**TASK INSTRUCTIONS:** From the listing below, extract every line containing "François".

[Lines of data]

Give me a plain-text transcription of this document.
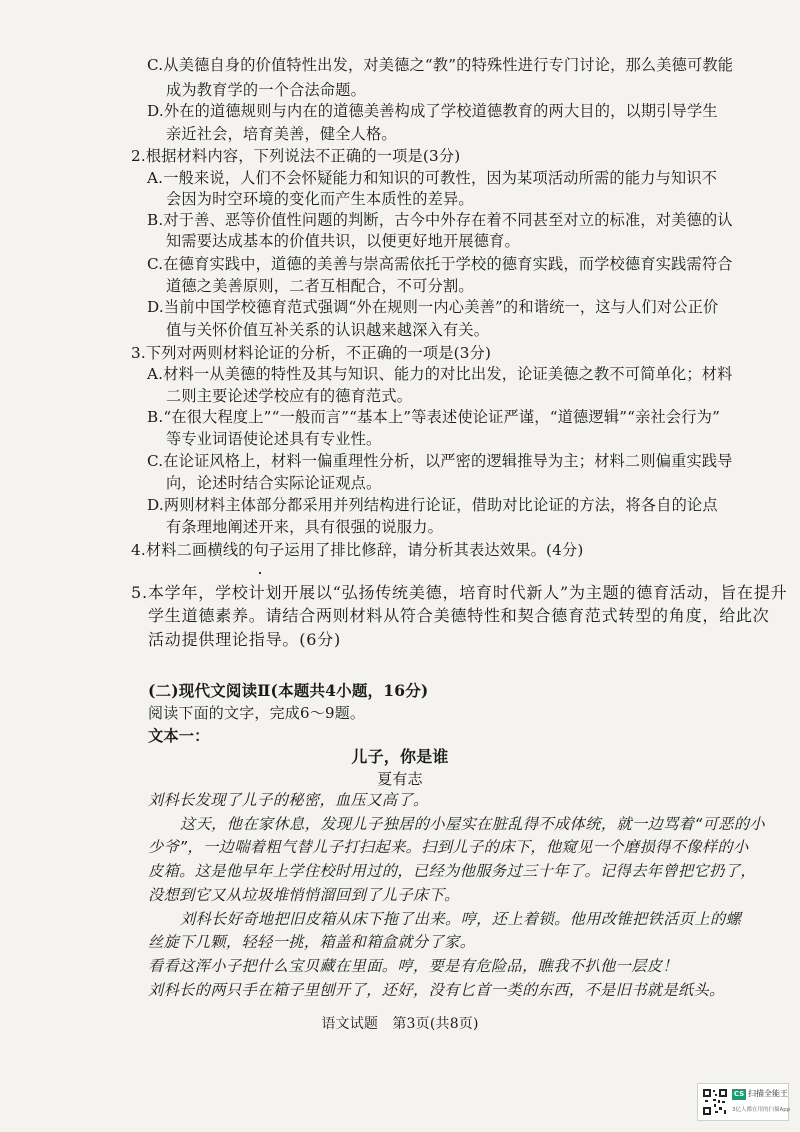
C.从美德自身的价值特性出发，对美德之“教”的特殊性进行专门讨论，那么美德可教能
成为教育学的一个合法命题。
D.外在的道德规则与内在的道德美善构成了学校道德教育的两大目的，以期引导学生
亲近社会，培育美善，健全人格。
2.根据材料内容，下列说法不正确的一项是(3分)
A.一般来说，人们不会怀疑能力和知识的可教性，因为某项活动所需的能力与知识不
会因为时空环境的变化而产生本质性的差异。
B.对于善、恶等价值性问题的判断，古今中外存在着不同甚至对立的标准，对美德的认
知需要达成基本的价值共识，以便更好地开展德育。
C.在德育实践中，道德的美善与崇高需依托于学校的德育实践，而学校德育实践需符合
道德之美善原则，二者互相配合，不可分割。
D.当前中国学校德育范式强调“外在规则一内心美善”的和谐统一，这与人们对公正价
值与关怀价值互补关系的认识越来越深入有关。
3.下列对两则材料论证的分析，不正确的一项是(3分)
A.材料一从美德的特性及其与知识、能力的对比出发，论证美德之教不可简单化；材料
二则主要论述学校应有的德育范式。
B.“在很大程度上”“一般而言”“基本上”等表述使论证严谨，“道德逻辑”“亲社会行为”
等专业词语使论述具有专业性。
C.在论证风格上，材料一偏重理性分析，以严密的逻辑推导为主；材料二则偏重实践导
向，论述时结合实际论证观点。
D.两则材料主体部分都采用并列结构进行论证，借助对比论证的方法，将各自的论点
有条理地阐述开来，具有很强的说服力。
4.材料二画横线的句子运用了排比修辞，请分析其表达效果。(4分)
5.本学年，学校计划开展以“弘扬传统美德，培育时代新人”为主题的德育活动，旨在提升
学生道德素养。请结合两则材料从符合美德特性和契合德育范式转型的角度，给此次
活动提供理论指导。(6分)
(二)现代文阅读Ⅱ(本题共4小题，16分)
阅读下面的文字，完成6～9题。
文本一：
儿子，你是谁
夏有志
刘科长发现了儿子的秘密，血压又高了。
这天，他在家休息，发现儿子独居的小屋实在脏乱得不成体统，就一边骂着“可恶的小
少爷”，一边喘着粗气替儿子打扫起来。扫到儿子的床下，他窥见一个磨损得不像样的小
皮箱。这是他早年上学住校时用过的，已经为他服务过三十年了。记得去年曾把它扔了，
没想到它又从垃圾堆悄悄溜回到了儿子床下。
刘科长好奇地把旧皮箱从床下拖了出来。哼，还上着锁。他用改锥把铁活页上的螺
丝旋下几颗，轻轻一挑，箱盖和箱盒就分了家。
看看这浑小子把什么宝贝藏在里面。哼，要是有危险品，瞧我不扒他一层皮！
刘科长的两只手在箱子里刨开了，还好，没有匕首一类的东西，不是旧书就是纸头。
语文试题　第3页(共8页)
CS 扫描全能王
3亿人都在用的扫描App
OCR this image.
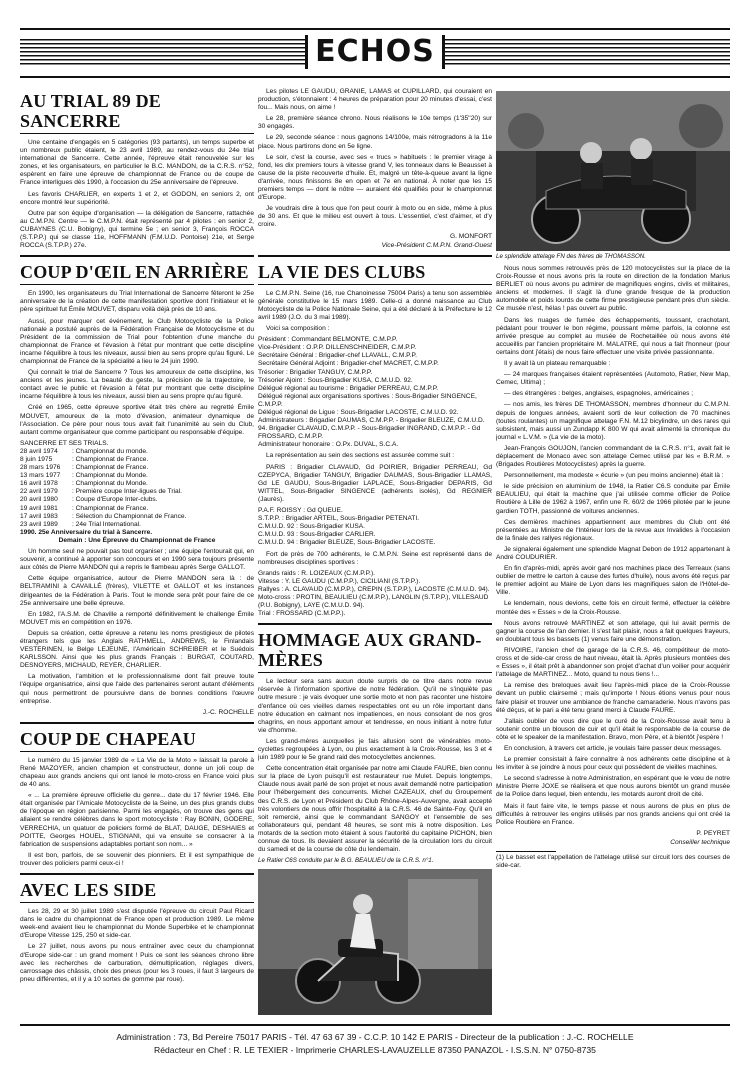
ECHOS
AU TRIAL 89 DE SANCERRE

Une centaine d'engagés en 5 catégories (93 partants), un temps superbe et un nombreux public étaient, le 23 avril 1989, au rendez-vous du 24e trial international de Sancerre. Cette année, l'épreuve était renouvelée sur les zones, et les organisateurs, en particulier le B.C. MANDON, de la C.R.S. n°52, espèrent en faire une épreuve de championnat de France ou de coupe de France interligues dès 1990, à l'occasion du 25e anniversaire de l'épreuve.

Les favoris CHARLIER, en experts 1 et 2, et GODON, en seniors 2, ont encore montré leur supériorité.

Outre par son équipe d'organisation — la délégation de Sancerre, rattachée au C.M.P.N. Centre — le C.M.P.N. était représenté par 4 pilotes : en senior 2, CUBAYNES (C.U. Bobigny), qui termine 5e ; en senior 3, François ROCCA (S.T.P.P.) qui se classe 11e, HOFFMANN (F.M.U.D. Pontoise) 21e, et Serge ROCCA (S.T.P.P.) 27e.

COUP D'ŒIL EN ARRIÈRE

En 1990, les organisateurs du Trial International de Sancerre fêteront le 25e anniversaire de la création de cette manifestation sportive dont l'initiateur et le père spirituel fut Émile MOUVET, disparu voilà déjà près de 10 ans.

Aussi, pour marquer cet événement, le Club Motocycliste de la Police nationale a postulé auprès de la Fédération Française de Motocyclisme et du Président de la commission de Trial pour l'obtention d'une manche du championnat de France et l'évasion à l'état pur montrant que cette discipline incarne l'équilibre à tous les niveaux, aussi bien au sens propre qu'au figuré. Le championnat de France de la spécialité a lieu le 24 juin 1990.

Qui connaît le trial de Sancerre ? Tous les amoureux de cette discipline, les anciens et les jeunes. La beauté du geste, la précision de la trajectoire, le contact avec le public et l'évasion à l'état pur montrant que cette discipline incarne l'équilibre à tous les niveaux, aussi bien au sens propre qu'au figuré.

Créé en 1965, cette épreuve sportive était très chère au regretté Émile MOUVET, amoureux de la moto d'évasion, animateur dynamique de l'Association. Ce père pour nous tous avait fait l'unanimité au sein du Club, autant comme organisateur que comme participant ou responsable d'équipe.

SANCERRE ET SES TRIALS.
28 avril 1974	: Championnat du monde.
8 juin 1975	: Championnat de France.
28 mars 1976	: Championnat de France.
13 mars 1977	: Championnat du Monde.
16 avril 1978	: Championnat du Monde.
22 avril 1979	: Première coupe Inter-ligues de Trial.
20 avril 1980	: Coupe d'Europe Inter-clubs.
19 avril 1981	: Championnat de France.
17 avril 1983	: Sélection du Championnat de France.
23 avril 1989	: 24e Trial International.
1990. 25e Anniversaire du trial à Sancerre.
Demain : Une Épreuve du Championnat de France

Un homme seul ne pouvait pas tout organiser ; une équipe l'entourait qui, en souvenir, a continué à apporter son concours et en 1990 sera toujours présente aux côtés de Pierre MANDON qui a repris le flambeau après Serge GALLOT.

Cette équipe organisatrice, autour de Pierre MANDON sera là : de BELTRAMINI à CAVAILLÉ (frères), VILETTE et GALLOT et les instances dirigeantes de la Fédération à Paris. Tout le monde sera prêt pour faire de ce 25e anniversaire une belle épreuve.

En 1982, l'A.S.M. de Chaville a remporté définitivement le challenge Émile MOUVET mis en compétition en 1976.

Depuis sa création, cette épreuve a retenu les noms prestigieux de pilotes étrangers tels que les Anglais RATHMELL, ANDREWS, le Finlandais VESTERINEN, le Belge LEJEUNE, l'Américain SCHREIBER et le Suédois KARLSSON. Ainsi que les plus grands Français : BURGAT, COUTARD, DESNOYERS, MICHAUD, REYER, CHARLIER.

La motivation, l'ambition et le professionnalisme dont fait preuve toute l'équipe organisatrice, ainsi que l'aide des partenaires seront autant d'éléments qui nous permettront de poursuivre dans de bonnes conditions l'œuvre entreprise.

J.-C. ROCHELLE
COUP DE CHAPEAU

Le numéro du 15 janvier 1989 de « La Vie de la Moto » laissait la parole à René MAZOYER, ancien champion et constructeur, donne un joli coup de chapeau aux grands anciens qui ont lancé le moto-cross en France voici plus de 40 ans.

« ... La première épreuve officielle du genre... date du 17 février 1946. Elle était organisée par l'Amicale Motocycliste de la Seine, un des plus grands clubs de l'époque en région parisienne. Parmi les engagés, on trouve des gens qui allaient se rendre célèbres dans le sport motocycliste : Ray BONIN, GODERE, VERRECHIA, un quatuor de policiers formé de BLAT, DAUGE, DESHAIES et POITTE, Georges HOUEL, STIGNANI, qui va ensuite se consacrer à la fabrication de suspensions adaptables portant son nom... »

Il est bon, parfois, de se souvenir des pionniers. Et il est sympathique de trouver des policiers parmi ceux-ci !

AVEC LES SIDE

Les 28, 29 et 30 juillet 1989 s'est disputée l'épreuve du circuit Paul Ricard dans le cadre du championnat de France open et production 1989. Le même week-end avaient lieu le championnat du Monde Superbike et le championnat d'Europe Vitesse 125, 250 et side-car.

Le 27 juillet, nous avons pu nous entraîner avec ceux du championnat d'Europe side-car : un grand moment ! Puis ce sont les séances chrono libre avec les recherches de carburation, démultiplication, réglages divers, carrossage des châssis, choix des pneus (pour les 3 roues, il faut 3 largeurs de pneu différentes, et il y a 10 sortes de gomme par roue).

Les pilotes LE GAUDU, GRANIÉ, LAMAS et CUPILLARD, qui couraient en production, s'étonnaient : 4 heures de préparation pour 20 minutes d'essai, c'est fou... Mais nous, on aime !

Le 28, première séance chrono. Nous réalisons le 10e temps (1'35''20) sur 30 engagés.

Le 29, seconde séance : nous gagnons 14/100e, mais rétrogradons à la 11e place. Nous partirons donc en 5e ligne.

Le soir, c'est la course, avec ses « trucs » habituels : le premier virage à fond, les dix premiers tours à vitesse grand V, les tonneaux dans le Beausset à cause de la piste recouverte d'huile. Et, malgré un tête-à-queue avant la ligne d'arrivée, nous finissons 8e en open et 7e en national. À noter que les 15 premiers temps — dont le nôtre — auraient été qualifiés pour le championnat d'Europe.

Je voudrais dire à tous que l'on peut courir à moto ou en side, même à plus de 30 ans. Et que le milieu est ouvert à tous. L'essentiel, c'est d'aimer, et d'y croire.

G. MONFORT
Vice-Président C.M.P.N. Grand-Ouest
LA VIE DES CLUBS

Le C.M.P.N. Seine (16, rue Chanoinesse 75004 Paris) a tenu son assemblée générale constitutive le 15 mars 1989. Celle-ci a donné naissance au Club Motocycliste de la Police Nationale Seine, qui a été déclaré à la Préfecture le 12 avril 1989 (J.O. du 3 mai 1989).

Voici sa composition :

Président : Commandant BELMONTE, C.M.P.P.
Vice-Président : O.P.P. DILLENSCHNEIDER, C.M.P.P.
Secrétaire Général : Brigadier-chef LLAVALL, C.M.P.P.
Secrétaire Général Adjoint : Brigadier-chef MACRET, C.M.P.P.
Trésorier : Brigadier TANGUY, C.M.P.P.
Trésorier Ajoint : Sous-Brigadier KUSA, C.M.U.D. 92.
Délégué régional au tourisme : Brigadier PERREAU, C.M.P.P.
Délégué régional aux organisations sportives : Sous-Brigadier SINGENCE, C.M.P.P.
Délégué régional de Ligue : Sous-Brigadier LACOSTE, C.M.U.D. 92.
Administrateurs : Brigadier DAUMAS, C.M.P.P. - Brigadier BLEUZE, C.M.U.D. 94. Brigadier CLAVAUD, C.M.P.P. - Sous-Brigadier INGRAND, C.M.P.P. - Gd FROSSARD, C.M.P.P.
Administrateur honoraire : O.Px. DUVAL, S.C.A.

La représentation au sein des sections est assurée comme suit :

PARIS : Brigadier CLAVAUD, Gd POIRIER, Brigadier PERREAU, Gd CZEPYCA, Brigadier TANGUY, Brigadier DAUMAS, Sous-Brigadier LLAMAS, Gd LE GAUDU, Sous-Brigadier LAPLACE, Sous-Brigadier DEPARIS, Gd WITTEL, Sous-Brigadier SINGENCE (adhérents isolés), Gd REGNIER (Jaurès).

P.A.F. ROISSY : Gd QUEUE.
S.T.P.P. : Brigadier ARTEIL, Sous-Brigadier PETENATI.
C.M.U.D. 92 : Sous-Brigadier KUSA.
C.M.U.D. 93 : Sous-Brigadier CARLIER.
C.M.U.D. 94 : Brigadier BLEUZE, Sous-Brigadier LACOSTE.

Fort de près de 700 adhérents, le C.M.P.N. Seine est représenté dans de nombreuses disciplines sportives :

Grands raids : R. LOIZEAUX (C.M.P.P.).
Vitesse : Y. LE GAUDU (C.M.P.P.), CICILIANI (S.T.P.P.).
Rallyes : A. CLAVAUD (C.M.P.P.), CREPIN (S.T.P.P.), LACOSTE (C.M.U.D. 94).
Moto-cross : PROTIN, BEAULIEU (C.M.P.P.), LANGLIN (S.T.P.P.), VILLESAUD (P.U. Bobigny), LAYE (C.M.U.D. 94).
Trial : FROSSARD (C.M.P.P.).
HOMMAGE AUX GRAND-MÈRES

Le lecteur sera sans aucun doute surpris de ce titre dans notre revue réservée à l'information sportive de notre fédération. Qu'il ne s'inquiète pas outre mesure : je vais évoquer une sortie moto et non pas raconter une histoire d'enfance où ces vieilles dames respectables ont eu un rôle important dans notre éducation en calmant nos impatiences, en nous consolant de nos gros chagrins, en nous apportant amour et tendresse, en nous initiant à notre futur vie d'homme.

Les grand-mères auxquelles je fais allusion sont de vénérables moto-cyclettes regroupées à Lyon, ou plus exactement à la Croix-Rousse, les 3 et 4 juin 1989 pour le 5e grand raid des motocyclettes anciennes.

Cette concentration était organisée par notre ami Claude FAURE, bien connu sur la place de Lyon puisqu'il est restaurateur rue Mulet. Depuis longtemps, Claude nous avait parlé de son projet et nous avait demandé notre participation pour l'hébergement des concurrents. Michel CAZEAUX, chef du Groupement des C.R.S. de Lyon et Président du Club Rhône-Alpes-Auvergne, avait accepté très volontiers de nous offrir l'hospitalité à la C.R.S. 46 de Sainte-Foy. Qu'il en soit remercié, ainsi que le commandant SANGOY et l'ensemble de ses collaborateurs qui, pendant 48 heures, se sont mis à notre disposition. Les motards de la section moto étaient à sous l'autorité du capitaine PICHON, bien connue de tous. Ils devaient assurer la sécurité de la circulation lors du circuit du samedi et de la course de côte du lendemain.

Le Ratier C6S conduite par le B.G. BEAULIEU de la C.R.S. n°1.
Le splendide attelage FN des frères de THOMASSON.

Nous nous sommes retrouvés près de 120 motocyclistes sur la place de la Croix-Rousse et nous avons pris la route en direction de la fondation Marius BERLIET où nous avons pu admirer de magnifiques engins, civils et militaires, anciens et modernes. Il s'agit là d'une grande fresque de la production automobile et poids lourds de cette firme prestigieuse pendant près d'un siècle. Ce musée n'est, hélas ! pas ouvert au public.

Dans les nuages de fumée des échappements, toussant, crachotant, pédalant pour trouver le bon régime, poussant même parfois, la colonne est arrivée presque au complet au musée de Rochetaillée où nous avons été accueillis par l'ancien propriétaire M. MALATRE, qui nous a fait l'honneur (pour certains dont j'étais) de nous faire effectuer une visite privée passionnante.

Il y avait là un plateau remarquable :

— 24 marques françaises étaient représentées (Automoto, Ratier, New Map, Cemec, Ultima) ;

— des étrangères : belges, anglaises, espagnoles, américaines ;

— nos amis, les frères DE THOMASSON, membres d'honneur du C.M.P.N. depuis de longues années, avaient sorti de leur collection de 70 machines (toutes roulantes) un magnifique attelage F.N. M.12 bicylindre, un des rares qui subsistent, mais aussi un Zundapp K 800 W qui avait alimenté la chronique du journal « L.V.M. » (La vie de la moto).

Jean-François GOUJON, l'ancien commandant de la C.R.S. n°1, avait fait le déplacement de Monaco avec son attelage Cemec utilisé par les « B.R.M. » (Brigades Routières Motocyclistes) après la guerre.

Personnellement, ma modeste « écurie » (un peu moins ancienne) était là :

le side précision en aluminium de 1948, la Ratier C6.S conduite par Émile BEAULIEU, qui était la machine que j'ai utilisée comme officier de Police Routière à Lille de 1962 à 1967, enfin une R. 60/2 de 1966 pilotée par le jeune gardien TOTH, passionné de voitures anciennes.

Ces dernières machines appartiennent aux membres du Club ont été présentées au Ministre de l'Intérieur lors de la revue aux Invalides à l'occasion de la finale des rallyes régionaux.

Je signalerai également une splendide Magnat Debon de 1912 appartenant à André COUDURIER.

En fin d'après-midi, après avoir garé nos machines place des Terreaux (sans oublier de mettre le carton à cause des furtes d'huile), nous avons été reçus par le premier adjoint au Maire de Lyon dans les magnifiques salon de l'Hôtel-de-Ville.

Le lendemain, nous devions, cette fois en circuit fermé, effectuer la célèbre montée des « Esses » de la Croix-Rousse.

Nous avons retrouvé MARTINEZ et son attelage, qui lui avait permis de gagner la course de l'an dernier. Il s'est fait plaisir, nous a fait quelques frayeurs, en doublant tous les bassets (1) venus faire une démonstration.

RIVOIRE, l'ancien chef de garage de la C.R.S. 46, compétiteur de moto-cross et de side-car cross de haut niveau, était là. Après plusieurs montées des « Esses », il était prêt à abandonner son projet d'achat d'un voilier pour acquérir l'attelage de MARTINEZ... Moto, quand tu nous tiens !...

La remise des breloques avait lieu l'après-midi place de la Croix-Rousse devant un public clairsemé ; mais qu'importe ! Nous étions venus pour nous faire plaisir et trouver une ambiance de franche camaraderie. Nous n'avons pas été déçus, et le pari a été tenu grand merci à Claude FAURE.

J'allais oublier de vous dire que le curé de la Croix-Rousse avait tenu à soutenir contre un blouson de cuir et qu'il était le responsable de la course de côte et le speaker de la manifestation. Bravo, mon Père, et à bientôt j'espère !

En conclusion, à travers cet article, je voulais faire passer deux messages.

Le premier consistait à faire connaître à nos adhérents cette discipline et à les inviter à se joindre à nous pour ceux qui possèdent de vieilles machines.

Le second s'adresse à notre Administration, en espérant que le vœu de notre Ministre Pierre JOXE se réalisera et que nous aurons bientôt un grand musée de la Police dans lequel, bien entendu, les motards auront droit de cité.

Mais il faut faire vite, le temps passe et nous aurons de plus en plus de difficultés à retrouver les engins utilisés par nos grands anciens qui ont créé la Police Routière en France.

P. PEYRET
Conseiller technique

(1) Le basset est l'appellation de l'attelage utilisé sur circuit lors des courses de side-car.

Administration : 73, Bd Pereire 75017 PARIS - Tél. 47 63 67 39 - C.C.P. 10 142 E PARIS - Directeur de la publication : J.-C. ROCHELLE
Rédacteur en Chef : R. LE TEXIER - Imprimerie CHARLES-LAVAUZELLE 87350 PANAZOL - I.S.S.N. N° 0750-8735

**EXPECTED OUTPUT:**
Outre par son équipe d'organisation — la délégation de Sancerre, rattachée au C.M.P.N. Centre — le C.M.P.N. était représenté par 4 pilotes : en senior 2, CUBAYNES (C.U. Bobigny), qui termine 5e ; en senior 3, François ROCCA (S.T.P.P.) qui se classe 11e, HOFFMANN (F.M.U.D. Pontoise) 21e, et Serge ROCCA (S.T.P.P.) 27e.
Jean-François GOUJON, l'ancien commandant de la C.R.S. n°1, avait fait le déplacement de Monaco avec son attelage Cemec utilisé par les « B.R.M. » (Brigades Routières Motocyclistes) après la guerre.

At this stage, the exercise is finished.